#### PROVIDED RECORDS ####
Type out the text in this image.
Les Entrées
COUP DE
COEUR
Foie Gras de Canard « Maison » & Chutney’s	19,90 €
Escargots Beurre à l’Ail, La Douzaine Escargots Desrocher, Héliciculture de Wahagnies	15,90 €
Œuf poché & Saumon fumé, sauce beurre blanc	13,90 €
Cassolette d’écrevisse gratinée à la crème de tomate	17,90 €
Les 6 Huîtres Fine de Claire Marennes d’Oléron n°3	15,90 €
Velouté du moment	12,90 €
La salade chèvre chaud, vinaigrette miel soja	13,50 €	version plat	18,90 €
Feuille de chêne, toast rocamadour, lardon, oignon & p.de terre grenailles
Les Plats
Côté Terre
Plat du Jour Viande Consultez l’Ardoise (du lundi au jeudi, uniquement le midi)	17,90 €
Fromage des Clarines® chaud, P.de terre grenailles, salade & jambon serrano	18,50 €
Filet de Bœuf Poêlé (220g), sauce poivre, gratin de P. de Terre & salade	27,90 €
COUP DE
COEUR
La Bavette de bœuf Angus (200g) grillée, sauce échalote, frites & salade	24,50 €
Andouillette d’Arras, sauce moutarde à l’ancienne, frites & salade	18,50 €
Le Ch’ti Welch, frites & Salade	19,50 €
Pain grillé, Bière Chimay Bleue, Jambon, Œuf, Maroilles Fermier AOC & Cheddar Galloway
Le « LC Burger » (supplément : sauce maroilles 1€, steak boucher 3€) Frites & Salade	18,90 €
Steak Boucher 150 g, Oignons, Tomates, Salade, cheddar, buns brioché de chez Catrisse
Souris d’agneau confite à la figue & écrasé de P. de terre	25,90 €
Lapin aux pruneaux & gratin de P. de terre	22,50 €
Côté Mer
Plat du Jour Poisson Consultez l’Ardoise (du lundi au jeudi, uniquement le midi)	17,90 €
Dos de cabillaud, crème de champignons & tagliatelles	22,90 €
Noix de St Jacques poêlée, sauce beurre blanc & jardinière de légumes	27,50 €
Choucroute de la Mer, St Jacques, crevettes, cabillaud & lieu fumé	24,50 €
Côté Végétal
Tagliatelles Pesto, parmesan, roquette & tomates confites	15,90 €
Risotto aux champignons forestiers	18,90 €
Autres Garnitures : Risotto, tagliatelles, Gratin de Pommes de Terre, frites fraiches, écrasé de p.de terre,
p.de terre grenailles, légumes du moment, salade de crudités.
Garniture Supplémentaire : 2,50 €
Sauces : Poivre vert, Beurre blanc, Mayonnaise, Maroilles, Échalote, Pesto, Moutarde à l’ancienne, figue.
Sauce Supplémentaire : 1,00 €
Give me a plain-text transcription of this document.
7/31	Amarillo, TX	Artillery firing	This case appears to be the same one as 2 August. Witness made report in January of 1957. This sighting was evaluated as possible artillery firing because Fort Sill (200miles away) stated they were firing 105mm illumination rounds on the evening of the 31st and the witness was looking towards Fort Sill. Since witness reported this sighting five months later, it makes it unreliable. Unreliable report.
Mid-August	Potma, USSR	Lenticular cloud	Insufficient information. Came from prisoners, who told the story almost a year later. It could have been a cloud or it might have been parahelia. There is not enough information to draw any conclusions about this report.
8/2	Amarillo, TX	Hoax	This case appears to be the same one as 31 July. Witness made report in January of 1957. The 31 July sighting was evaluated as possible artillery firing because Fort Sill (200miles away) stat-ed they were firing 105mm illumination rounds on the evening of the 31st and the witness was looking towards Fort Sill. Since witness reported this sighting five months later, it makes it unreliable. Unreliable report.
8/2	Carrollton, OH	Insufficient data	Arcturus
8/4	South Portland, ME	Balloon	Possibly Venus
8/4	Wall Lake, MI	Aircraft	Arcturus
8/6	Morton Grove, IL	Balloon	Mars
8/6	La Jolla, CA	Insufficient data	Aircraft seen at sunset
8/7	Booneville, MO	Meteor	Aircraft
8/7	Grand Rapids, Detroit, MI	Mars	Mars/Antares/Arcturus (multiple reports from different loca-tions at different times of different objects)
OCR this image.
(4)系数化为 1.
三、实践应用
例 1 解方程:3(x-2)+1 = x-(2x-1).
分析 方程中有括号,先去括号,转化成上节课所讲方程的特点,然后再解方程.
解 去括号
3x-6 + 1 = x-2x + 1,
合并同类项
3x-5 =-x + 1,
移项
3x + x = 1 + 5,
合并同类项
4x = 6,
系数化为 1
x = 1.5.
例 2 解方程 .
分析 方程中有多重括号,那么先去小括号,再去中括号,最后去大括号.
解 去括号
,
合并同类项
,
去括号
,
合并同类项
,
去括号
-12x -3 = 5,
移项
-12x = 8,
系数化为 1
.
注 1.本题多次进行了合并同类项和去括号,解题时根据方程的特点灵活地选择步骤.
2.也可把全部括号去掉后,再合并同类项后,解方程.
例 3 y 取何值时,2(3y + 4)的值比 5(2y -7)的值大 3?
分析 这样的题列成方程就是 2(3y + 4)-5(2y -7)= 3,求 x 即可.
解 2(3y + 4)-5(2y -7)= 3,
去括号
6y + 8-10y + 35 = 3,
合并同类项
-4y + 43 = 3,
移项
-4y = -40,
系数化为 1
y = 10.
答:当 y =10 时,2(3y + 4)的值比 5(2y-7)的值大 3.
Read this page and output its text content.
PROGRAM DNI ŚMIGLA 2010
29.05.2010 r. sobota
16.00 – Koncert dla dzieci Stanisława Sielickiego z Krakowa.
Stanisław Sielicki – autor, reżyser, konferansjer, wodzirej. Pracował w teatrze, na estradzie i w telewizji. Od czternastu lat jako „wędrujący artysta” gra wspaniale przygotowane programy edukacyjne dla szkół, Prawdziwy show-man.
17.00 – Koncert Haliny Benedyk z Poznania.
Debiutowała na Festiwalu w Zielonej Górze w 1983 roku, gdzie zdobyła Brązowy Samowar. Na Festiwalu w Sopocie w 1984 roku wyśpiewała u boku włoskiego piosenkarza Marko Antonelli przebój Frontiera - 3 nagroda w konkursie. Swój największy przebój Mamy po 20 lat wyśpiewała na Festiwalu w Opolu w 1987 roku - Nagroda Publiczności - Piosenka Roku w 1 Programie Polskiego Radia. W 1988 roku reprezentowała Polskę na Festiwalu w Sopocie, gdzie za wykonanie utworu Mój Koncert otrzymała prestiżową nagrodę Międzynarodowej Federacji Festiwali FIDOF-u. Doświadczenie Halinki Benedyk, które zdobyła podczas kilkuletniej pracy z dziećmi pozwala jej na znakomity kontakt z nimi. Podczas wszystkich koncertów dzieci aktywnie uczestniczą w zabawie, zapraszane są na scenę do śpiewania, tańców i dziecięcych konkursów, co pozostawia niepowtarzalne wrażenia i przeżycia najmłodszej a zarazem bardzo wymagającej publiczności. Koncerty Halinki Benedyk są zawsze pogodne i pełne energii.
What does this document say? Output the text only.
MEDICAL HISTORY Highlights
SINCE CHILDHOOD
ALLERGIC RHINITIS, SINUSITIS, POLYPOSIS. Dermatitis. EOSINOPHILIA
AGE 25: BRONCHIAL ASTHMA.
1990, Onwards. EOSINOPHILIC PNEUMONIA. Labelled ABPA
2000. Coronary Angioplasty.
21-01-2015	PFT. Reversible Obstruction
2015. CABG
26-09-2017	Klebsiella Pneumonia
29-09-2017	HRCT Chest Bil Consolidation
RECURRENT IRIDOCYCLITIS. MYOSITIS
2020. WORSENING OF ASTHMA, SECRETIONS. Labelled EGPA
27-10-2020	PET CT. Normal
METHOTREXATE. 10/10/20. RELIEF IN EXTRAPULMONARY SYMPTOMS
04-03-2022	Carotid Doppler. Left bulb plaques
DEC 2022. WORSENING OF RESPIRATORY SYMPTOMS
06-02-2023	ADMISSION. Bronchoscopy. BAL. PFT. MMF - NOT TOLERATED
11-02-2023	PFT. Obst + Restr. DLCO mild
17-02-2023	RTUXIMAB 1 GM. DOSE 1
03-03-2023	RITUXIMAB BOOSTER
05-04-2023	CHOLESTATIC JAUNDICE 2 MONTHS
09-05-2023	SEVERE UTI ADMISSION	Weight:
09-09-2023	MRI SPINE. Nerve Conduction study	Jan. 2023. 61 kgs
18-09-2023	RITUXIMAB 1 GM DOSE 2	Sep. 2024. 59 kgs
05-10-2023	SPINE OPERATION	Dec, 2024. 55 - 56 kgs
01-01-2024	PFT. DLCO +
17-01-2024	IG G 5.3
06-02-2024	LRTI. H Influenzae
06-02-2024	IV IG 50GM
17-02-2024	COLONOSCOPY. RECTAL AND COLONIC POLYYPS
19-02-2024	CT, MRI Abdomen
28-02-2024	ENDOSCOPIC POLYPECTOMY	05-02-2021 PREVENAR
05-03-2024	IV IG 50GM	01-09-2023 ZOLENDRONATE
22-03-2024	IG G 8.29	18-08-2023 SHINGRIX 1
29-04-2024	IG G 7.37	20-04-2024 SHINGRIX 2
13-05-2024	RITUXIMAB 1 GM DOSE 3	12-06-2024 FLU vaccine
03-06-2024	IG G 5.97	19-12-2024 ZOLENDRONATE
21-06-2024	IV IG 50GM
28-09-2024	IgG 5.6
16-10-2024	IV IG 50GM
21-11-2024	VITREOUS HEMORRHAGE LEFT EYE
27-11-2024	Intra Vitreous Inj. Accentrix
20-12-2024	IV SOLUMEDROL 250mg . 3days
####
§ WHAT IS REQUIRED
Tally how many lines in the material above hold the word "Jour". Write only that number.

§ THE ANSWER
2